Instructions for the task:
Comb through the entries for "name" and pull out each line that holds it.

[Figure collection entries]
[Start]
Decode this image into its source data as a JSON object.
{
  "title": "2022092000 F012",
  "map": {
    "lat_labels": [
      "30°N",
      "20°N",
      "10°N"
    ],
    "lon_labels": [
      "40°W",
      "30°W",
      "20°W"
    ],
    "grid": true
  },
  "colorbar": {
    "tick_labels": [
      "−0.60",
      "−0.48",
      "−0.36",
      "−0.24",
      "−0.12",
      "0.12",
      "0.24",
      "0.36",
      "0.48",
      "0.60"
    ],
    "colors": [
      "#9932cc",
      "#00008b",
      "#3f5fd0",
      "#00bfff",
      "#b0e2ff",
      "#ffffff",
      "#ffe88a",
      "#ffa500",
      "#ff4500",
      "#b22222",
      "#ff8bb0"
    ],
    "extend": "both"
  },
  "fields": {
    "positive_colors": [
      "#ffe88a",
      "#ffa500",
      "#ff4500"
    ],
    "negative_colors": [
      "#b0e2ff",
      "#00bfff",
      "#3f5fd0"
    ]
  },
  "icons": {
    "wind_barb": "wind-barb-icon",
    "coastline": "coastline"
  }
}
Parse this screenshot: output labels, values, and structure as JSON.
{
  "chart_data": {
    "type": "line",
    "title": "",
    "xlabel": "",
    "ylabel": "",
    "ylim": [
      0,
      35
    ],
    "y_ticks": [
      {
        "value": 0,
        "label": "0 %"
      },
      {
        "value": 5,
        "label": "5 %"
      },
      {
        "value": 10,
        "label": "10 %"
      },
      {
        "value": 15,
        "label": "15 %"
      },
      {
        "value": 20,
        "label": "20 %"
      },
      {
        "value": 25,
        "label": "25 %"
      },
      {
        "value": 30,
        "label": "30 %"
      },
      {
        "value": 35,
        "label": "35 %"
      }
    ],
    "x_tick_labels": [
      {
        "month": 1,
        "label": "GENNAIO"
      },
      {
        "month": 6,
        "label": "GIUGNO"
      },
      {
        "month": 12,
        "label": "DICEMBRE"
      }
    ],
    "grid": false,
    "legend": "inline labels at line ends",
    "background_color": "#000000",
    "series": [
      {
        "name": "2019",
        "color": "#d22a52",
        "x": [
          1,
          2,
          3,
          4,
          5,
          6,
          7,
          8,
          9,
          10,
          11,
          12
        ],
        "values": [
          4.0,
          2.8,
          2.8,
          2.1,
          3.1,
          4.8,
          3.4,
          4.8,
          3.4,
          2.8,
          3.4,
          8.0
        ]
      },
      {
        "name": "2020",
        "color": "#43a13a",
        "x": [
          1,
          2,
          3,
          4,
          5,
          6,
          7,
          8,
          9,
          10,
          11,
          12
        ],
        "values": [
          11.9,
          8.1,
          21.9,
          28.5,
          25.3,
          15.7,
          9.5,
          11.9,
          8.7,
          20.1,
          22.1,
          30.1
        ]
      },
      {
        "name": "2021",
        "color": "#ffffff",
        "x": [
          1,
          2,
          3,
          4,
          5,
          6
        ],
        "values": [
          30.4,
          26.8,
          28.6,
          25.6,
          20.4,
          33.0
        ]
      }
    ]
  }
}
[End]
[Start]
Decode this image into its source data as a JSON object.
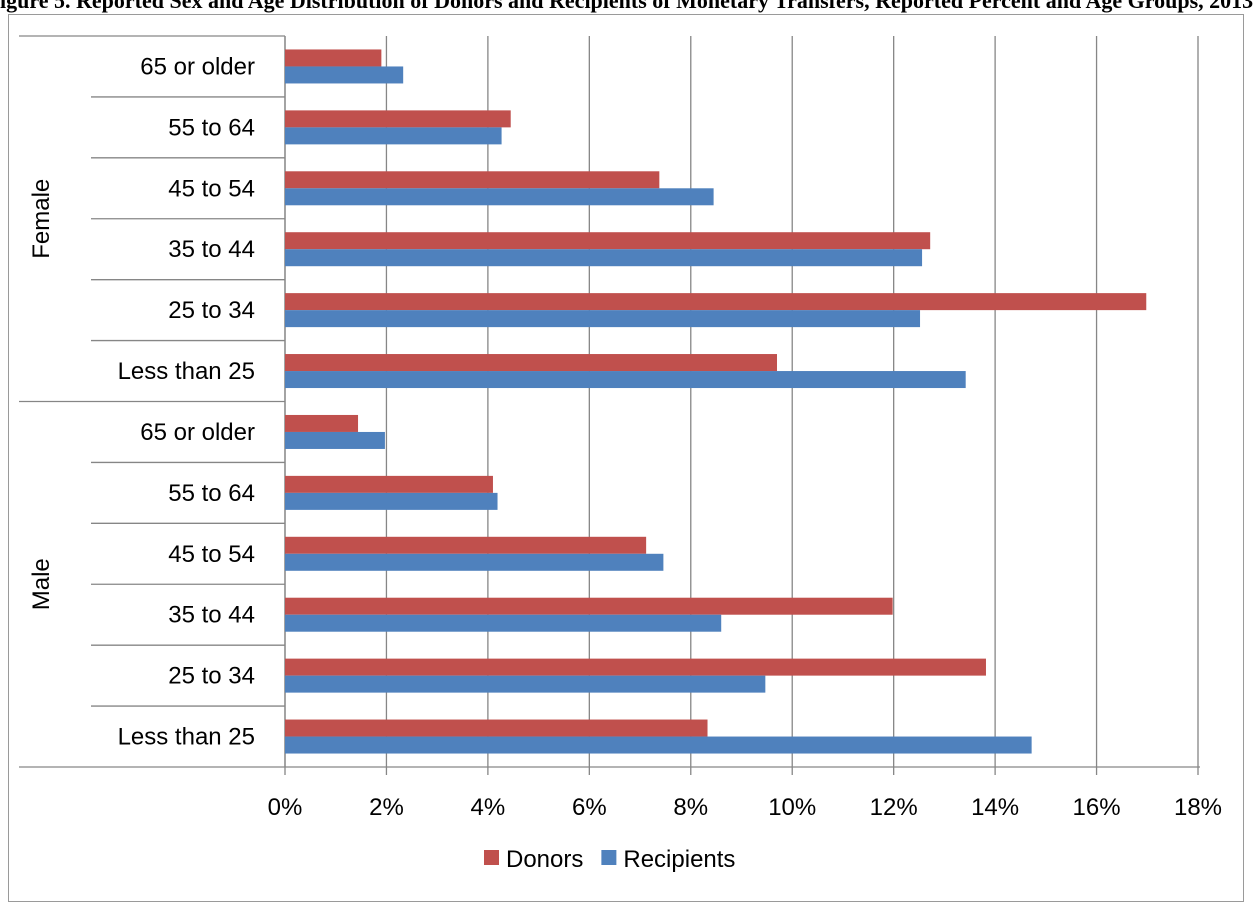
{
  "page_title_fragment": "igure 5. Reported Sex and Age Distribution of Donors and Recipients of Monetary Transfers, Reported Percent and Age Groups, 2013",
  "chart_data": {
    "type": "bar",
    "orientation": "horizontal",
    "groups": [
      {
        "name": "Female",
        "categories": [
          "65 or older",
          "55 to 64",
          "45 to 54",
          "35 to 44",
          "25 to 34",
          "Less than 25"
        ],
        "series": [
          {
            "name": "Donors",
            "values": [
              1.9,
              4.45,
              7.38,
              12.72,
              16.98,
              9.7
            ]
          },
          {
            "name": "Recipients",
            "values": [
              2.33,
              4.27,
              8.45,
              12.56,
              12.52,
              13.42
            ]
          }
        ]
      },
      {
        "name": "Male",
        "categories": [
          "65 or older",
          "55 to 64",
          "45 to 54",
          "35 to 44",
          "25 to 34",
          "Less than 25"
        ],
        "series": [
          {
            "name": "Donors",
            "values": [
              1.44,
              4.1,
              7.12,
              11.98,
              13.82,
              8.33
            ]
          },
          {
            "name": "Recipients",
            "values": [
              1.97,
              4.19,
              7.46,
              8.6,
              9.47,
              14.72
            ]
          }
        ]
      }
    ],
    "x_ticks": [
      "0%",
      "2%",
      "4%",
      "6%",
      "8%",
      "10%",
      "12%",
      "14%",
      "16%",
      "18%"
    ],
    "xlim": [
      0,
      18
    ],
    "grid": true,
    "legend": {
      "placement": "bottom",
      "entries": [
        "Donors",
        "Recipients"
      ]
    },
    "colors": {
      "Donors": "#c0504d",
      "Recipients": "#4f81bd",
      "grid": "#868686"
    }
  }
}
[End]
Full output:
        "name": "2019",
        "name": "2020",
        "name": "2021",
        "name": "Female",
            "name": "Donors",
            "name": "Recipients",
        "name": "Male",
            "name": "Donors",
            "name": "Recipients",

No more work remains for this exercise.